++++ Source text ++++
Last spring, members of the American Association of Geographers petitioned the AAG
Council to take far-reaching action to reduce the carbon footprint related to the organization
of the annual conference. In response, the Council has created a task force to transform the
Annual Meetings so that they achieve reductions in CO2 emissions at a level commensurate
with that suggested by climate science. This goal calls into question the current logics that
underpin one of the major modes of academic knowledge production and exchange, that
which is enacted through the annual conference.* For example, the ever-expanding
ecological costs of academic conferencing may be one manifestation of other deeply seated
problems in contemporary academia, including the neoliberalization and privatization of
academic institutions and scientific knowledge.
++++ Dataset records ++++
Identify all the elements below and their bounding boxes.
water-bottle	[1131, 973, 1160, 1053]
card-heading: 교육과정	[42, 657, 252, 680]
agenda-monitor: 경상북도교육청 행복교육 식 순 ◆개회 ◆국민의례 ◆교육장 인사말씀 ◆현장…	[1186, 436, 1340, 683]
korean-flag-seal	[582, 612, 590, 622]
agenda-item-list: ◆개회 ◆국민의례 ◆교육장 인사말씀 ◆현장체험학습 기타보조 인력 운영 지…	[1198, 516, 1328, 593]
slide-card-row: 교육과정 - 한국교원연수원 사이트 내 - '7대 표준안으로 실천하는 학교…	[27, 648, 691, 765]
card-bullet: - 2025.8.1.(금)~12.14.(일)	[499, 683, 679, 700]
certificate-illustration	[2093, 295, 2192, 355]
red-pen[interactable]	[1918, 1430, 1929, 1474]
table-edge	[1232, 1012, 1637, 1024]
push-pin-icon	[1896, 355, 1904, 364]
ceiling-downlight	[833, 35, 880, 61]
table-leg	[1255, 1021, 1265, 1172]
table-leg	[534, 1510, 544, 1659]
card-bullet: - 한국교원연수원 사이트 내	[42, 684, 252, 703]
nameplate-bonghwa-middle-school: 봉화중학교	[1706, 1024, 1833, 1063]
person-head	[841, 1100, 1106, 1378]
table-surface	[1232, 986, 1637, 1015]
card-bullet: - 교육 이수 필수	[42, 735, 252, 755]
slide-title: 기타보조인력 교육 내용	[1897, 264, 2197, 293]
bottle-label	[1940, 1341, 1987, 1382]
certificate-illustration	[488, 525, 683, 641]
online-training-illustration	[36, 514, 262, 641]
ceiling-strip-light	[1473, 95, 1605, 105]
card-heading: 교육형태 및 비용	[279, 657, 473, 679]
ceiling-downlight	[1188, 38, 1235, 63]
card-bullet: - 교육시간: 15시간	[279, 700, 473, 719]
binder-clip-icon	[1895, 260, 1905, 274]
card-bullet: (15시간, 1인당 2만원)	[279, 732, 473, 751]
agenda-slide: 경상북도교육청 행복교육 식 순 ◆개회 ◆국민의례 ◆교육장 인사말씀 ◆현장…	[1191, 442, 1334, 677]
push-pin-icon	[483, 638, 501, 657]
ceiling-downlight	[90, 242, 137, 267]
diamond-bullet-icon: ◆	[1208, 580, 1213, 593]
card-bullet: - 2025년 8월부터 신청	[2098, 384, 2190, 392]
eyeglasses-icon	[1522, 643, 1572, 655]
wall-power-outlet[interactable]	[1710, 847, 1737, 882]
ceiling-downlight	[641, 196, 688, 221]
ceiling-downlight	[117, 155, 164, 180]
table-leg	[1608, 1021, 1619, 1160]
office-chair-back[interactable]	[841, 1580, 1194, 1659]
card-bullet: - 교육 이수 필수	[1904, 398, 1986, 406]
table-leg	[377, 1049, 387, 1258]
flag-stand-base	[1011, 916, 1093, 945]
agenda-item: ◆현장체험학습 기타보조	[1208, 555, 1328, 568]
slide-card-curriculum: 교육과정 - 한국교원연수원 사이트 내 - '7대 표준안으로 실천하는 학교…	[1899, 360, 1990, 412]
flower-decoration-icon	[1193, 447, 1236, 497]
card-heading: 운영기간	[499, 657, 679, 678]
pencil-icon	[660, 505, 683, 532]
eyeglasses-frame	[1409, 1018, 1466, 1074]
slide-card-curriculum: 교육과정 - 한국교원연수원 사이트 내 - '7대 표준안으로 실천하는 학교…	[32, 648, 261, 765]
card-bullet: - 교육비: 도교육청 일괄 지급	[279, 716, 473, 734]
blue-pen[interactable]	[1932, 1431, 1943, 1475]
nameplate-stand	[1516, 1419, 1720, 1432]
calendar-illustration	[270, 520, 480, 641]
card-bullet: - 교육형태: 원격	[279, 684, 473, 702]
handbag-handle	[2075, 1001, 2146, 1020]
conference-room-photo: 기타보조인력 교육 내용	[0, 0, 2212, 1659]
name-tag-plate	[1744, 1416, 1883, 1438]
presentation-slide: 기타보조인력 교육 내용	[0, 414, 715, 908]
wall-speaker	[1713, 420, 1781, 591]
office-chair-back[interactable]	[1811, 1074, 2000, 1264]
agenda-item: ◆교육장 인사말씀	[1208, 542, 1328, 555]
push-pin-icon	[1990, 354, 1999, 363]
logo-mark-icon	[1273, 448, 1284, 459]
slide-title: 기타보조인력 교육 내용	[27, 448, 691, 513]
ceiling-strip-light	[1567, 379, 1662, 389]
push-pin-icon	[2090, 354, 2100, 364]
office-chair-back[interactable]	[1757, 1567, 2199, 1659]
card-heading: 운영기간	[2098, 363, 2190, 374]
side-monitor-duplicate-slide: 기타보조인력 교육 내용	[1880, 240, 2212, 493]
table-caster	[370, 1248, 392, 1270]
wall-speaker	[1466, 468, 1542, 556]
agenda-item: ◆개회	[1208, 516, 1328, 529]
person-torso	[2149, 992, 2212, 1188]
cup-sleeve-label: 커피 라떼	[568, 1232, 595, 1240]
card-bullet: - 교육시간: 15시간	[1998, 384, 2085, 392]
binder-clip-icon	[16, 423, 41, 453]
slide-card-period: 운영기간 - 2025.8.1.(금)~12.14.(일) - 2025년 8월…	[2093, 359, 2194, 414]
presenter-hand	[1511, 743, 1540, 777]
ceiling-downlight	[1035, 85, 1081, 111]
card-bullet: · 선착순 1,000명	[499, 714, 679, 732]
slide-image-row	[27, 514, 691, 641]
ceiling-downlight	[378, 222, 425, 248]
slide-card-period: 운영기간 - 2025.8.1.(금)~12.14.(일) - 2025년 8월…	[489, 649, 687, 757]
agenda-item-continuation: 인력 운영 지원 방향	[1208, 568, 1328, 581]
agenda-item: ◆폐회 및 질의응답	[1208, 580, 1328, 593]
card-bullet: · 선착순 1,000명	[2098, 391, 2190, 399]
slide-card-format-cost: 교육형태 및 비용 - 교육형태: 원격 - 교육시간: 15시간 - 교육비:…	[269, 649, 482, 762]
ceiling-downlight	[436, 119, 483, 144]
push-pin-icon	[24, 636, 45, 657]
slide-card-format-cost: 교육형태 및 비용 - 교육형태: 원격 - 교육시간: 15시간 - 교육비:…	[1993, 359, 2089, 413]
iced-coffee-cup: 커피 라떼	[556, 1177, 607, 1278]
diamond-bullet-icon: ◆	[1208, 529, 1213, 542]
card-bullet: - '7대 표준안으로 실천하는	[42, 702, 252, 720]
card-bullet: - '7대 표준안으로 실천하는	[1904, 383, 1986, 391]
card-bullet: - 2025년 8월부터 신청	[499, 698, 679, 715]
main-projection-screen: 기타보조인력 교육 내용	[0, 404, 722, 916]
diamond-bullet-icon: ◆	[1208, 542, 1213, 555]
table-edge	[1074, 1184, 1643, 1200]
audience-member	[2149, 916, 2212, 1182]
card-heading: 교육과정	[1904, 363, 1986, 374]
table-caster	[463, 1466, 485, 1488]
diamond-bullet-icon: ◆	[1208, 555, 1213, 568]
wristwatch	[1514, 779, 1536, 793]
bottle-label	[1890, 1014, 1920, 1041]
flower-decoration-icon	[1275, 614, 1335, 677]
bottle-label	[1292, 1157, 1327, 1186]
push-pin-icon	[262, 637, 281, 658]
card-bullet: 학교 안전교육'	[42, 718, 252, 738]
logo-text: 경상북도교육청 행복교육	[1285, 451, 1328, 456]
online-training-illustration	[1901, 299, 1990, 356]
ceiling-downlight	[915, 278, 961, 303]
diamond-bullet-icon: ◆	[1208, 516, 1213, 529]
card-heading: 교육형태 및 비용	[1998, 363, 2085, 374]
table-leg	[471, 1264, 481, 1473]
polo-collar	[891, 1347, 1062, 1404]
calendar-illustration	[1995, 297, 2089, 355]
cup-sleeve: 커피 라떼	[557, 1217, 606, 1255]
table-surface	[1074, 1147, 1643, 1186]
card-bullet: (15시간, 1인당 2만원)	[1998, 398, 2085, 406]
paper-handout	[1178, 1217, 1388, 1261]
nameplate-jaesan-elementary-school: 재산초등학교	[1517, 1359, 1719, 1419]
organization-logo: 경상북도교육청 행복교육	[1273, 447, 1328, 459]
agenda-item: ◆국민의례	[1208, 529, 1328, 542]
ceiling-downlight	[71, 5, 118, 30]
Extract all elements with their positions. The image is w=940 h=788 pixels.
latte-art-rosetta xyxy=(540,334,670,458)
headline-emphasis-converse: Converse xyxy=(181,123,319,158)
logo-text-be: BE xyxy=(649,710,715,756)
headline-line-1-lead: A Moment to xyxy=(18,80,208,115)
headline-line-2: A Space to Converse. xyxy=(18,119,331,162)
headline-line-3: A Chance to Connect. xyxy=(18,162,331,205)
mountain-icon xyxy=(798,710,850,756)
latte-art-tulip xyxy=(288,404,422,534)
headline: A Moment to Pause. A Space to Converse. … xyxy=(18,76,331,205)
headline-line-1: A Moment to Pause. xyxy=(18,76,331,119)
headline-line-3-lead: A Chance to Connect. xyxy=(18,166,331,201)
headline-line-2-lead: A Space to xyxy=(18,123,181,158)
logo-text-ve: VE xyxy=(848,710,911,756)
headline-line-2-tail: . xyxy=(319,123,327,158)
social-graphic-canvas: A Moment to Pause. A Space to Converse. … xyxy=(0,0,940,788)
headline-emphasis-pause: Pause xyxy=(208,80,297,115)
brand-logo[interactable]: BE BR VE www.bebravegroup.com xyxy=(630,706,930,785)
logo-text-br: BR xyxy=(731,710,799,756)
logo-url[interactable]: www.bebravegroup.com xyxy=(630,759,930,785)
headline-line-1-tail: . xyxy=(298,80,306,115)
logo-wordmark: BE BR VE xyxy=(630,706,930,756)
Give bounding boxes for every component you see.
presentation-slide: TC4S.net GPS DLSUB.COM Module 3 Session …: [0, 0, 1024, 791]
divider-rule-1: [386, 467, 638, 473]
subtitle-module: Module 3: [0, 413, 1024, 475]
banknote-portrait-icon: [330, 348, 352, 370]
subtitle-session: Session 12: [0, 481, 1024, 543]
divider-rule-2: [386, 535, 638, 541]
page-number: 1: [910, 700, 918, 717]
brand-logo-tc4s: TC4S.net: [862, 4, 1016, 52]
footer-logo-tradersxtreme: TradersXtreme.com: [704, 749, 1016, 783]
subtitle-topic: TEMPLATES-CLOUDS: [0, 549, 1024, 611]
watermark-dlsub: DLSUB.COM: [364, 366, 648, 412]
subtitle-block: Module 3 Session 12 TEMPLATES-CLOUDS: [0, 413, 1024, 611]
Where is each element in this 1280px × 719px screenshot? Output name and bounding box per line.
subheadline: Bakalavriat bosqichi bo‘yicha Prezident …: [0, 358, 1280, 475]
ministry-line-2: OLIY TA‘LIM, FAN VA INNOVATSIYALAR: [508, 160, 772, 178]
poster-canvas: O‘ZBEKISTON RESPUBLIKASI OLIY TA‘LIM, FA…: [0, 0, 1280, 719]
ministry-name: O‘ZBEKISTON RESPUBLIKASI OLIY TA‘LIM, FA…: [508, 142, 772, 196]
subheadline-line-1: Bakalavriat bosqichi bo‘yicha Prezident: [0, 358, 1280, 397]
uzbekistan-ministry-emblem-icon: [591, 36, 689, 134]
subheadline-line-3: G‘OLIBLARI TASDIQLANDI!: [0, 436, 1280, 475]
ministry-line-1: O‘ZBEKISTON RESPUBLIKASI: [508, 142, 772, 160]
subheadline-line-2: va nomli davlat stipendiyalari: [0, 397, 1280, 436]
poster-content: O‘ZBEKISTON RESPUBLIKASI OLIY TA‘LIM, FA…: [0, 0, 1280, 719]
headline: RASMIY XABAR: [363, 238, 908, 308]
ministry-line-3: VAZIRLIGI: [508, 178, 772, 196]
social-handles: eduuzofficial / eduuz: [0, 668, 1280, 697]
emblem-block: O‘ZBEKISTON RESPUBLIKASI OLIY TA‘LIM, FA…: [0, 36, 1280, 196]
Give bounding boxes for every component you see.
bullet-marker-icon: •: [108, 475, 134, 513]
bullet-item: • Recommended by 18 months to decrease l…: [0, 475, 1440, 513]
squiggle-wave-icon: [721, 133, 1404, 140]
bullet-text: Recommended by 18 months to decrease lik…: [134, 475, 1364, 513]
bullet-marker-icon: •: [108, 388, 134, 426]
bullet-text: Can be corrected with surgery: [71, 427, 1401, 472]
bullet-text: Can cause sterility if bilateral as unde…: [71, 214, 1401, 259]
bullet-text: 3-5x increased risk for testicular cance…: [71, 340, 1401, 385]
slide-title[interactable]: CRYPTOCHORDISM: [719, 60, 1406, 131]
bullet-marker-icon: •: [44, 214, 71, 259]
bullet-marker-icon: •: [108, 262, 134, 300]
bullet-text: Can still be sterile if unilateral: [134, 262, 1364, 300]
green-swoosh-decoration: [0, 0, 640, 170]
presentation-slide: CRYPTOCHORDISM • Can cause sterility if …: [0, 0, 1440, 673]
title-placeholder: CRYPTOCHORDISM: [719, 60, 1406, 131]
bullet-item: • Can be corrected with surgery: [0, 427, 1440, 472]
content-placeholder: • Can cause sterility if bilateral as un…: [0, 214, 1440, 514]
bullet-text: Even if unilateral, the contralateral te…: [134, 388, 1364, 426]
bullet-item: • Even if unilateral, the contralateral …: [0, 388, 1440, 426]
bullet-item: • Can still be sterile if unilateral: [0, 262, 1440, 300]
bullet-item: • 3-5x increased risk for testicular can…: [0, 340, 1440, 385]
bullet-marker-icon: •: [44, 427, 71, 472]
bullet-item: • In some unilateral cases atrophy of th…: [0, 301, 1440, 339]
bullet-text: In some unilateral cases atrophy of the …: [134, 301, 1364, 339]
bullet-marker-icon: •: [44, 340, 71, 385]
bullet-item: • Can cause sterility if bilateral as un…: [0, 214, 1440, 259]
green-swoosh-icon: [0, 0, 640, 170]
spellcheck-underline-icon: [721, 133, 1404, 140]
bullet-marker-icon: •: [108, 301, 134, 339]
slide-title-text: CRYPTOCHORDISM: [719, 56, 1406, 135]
++++
Task instructions:
1. According to the passage on the AAG annual conference, what did the AAG Council create in response to the members' petition?
2. Copy the passage on the AAG annual conference verbatim, starting at "Last spring, members" and ending at "and scientific knowledge.".

The replies:
1. The Council created a task force to transform the Annual Meetings so that they achieve reductions in CO2 emissions at a level commensurate with that suggested by climate science.

2.
Last spring, members of the American Association of Geographers petitioned the AAG
Council to take far-reaching action to reduce the carbon footprint related to the organization
of the annual conference. In response, the Council has created a task force to transform the
Annual Meetings so that they achieve reductions in CO2 emissions at a level commensurate
with that suggested by climate science. This goal calls into question the current logics that
underpin one of the major modes of academic knowledge production and exchange, that
which is enacted through the annual conference.* For example, the ever-expanding
ecological costs of academic conferencing may be one manifestation of other deeply seated
problems in contemporary academia, including the neoliberalization and privatization of
academic institutions and scientific knowledge.